◆ WHAT YOU SHOULD DO ◆
In the listing below, identify each line with the word "approved" and return those lines.

A block of data:
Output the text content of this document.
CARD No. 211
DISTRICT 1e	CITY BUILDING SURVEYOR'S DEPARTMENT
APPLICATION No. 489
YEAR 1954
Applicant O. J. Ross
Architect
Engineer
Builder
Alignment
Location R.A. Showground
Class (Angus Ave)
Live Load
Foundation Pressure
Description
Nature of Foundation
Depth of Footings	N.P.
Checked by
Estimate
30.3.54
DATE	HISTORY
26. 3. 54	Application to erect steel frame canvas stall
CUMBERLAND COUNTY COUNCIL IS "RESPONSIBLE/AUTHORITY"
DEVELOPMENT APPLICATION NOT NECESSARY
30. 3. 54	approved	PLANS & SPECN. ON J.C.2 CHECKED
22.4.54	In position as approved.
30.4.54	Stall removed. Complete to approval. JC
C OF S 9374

◆ FULL ANSWER ◆
30. 3. 54	approved	PLANS & SPECN. ON J.C.2 CHECKED
22.4.54	In position as approved.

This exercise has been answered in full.